▶ [TASK DIRECTIONS]: Leave out the pictures and copy everything else in the entries exactly.

-*-

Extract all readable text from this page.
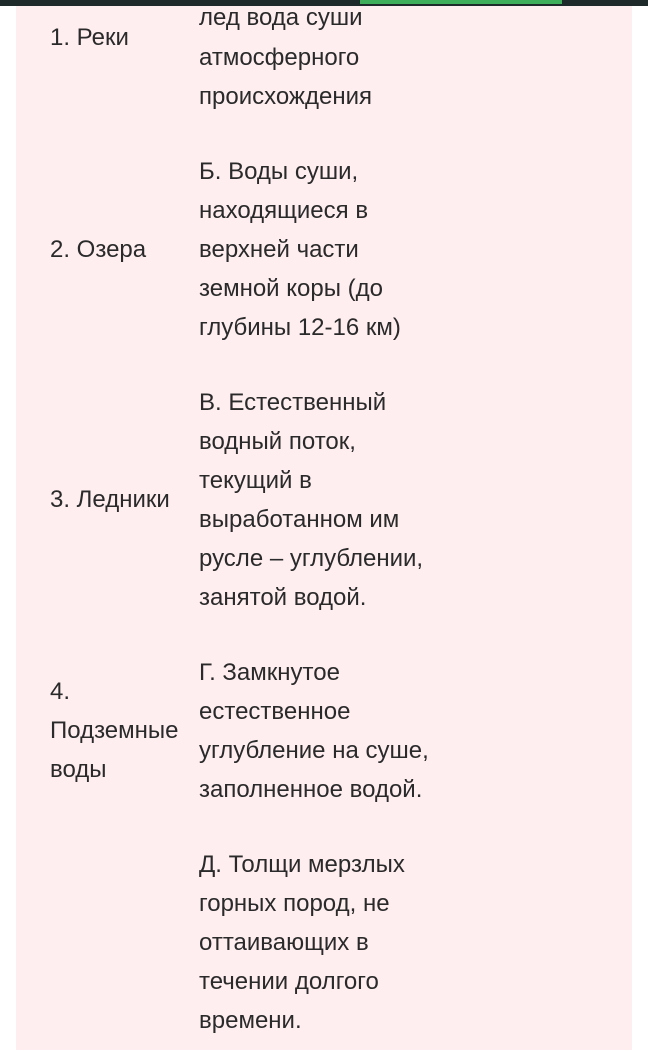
1. Реки
2. Озера
3. Ледники
4.
Подземные
воды
лед вода суши
атмосферного
происхождения
Б. Воды суши,
находящиеся в
верхней части
земной коры (до
глубины 12-16 км)
В. Естественный
водный поток,
текущий в
выработанном им
русле – углублении,
занятой водой.
Г. Замкнутое
естественное
углубление на суше,
заполненное водой.
Д. Толщи мерзлых
горных пород, не
оттаивающих в
течении долгого
времени.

-*-

▶ [FINAL RESULT]:
Extract all readable text from this page.
1. Реки
2. Озера
3. Ледники
4.
Подземные
воды
лед вода суши
атмосферного
происхождения
Б. Воды суши,
находящиеся в
верхней части
земной коры (до
глубины 12-16 км)
В. Естественный
водный поток,
текущий в
выработанном им
русле – углублении,
занятой водой.
Г. Замкнутое
естественное
углубление на суше,
заполненное водой.
Д. Толщи мерзлых
горных пород, не
оттаивающих в
течении долгого
времени.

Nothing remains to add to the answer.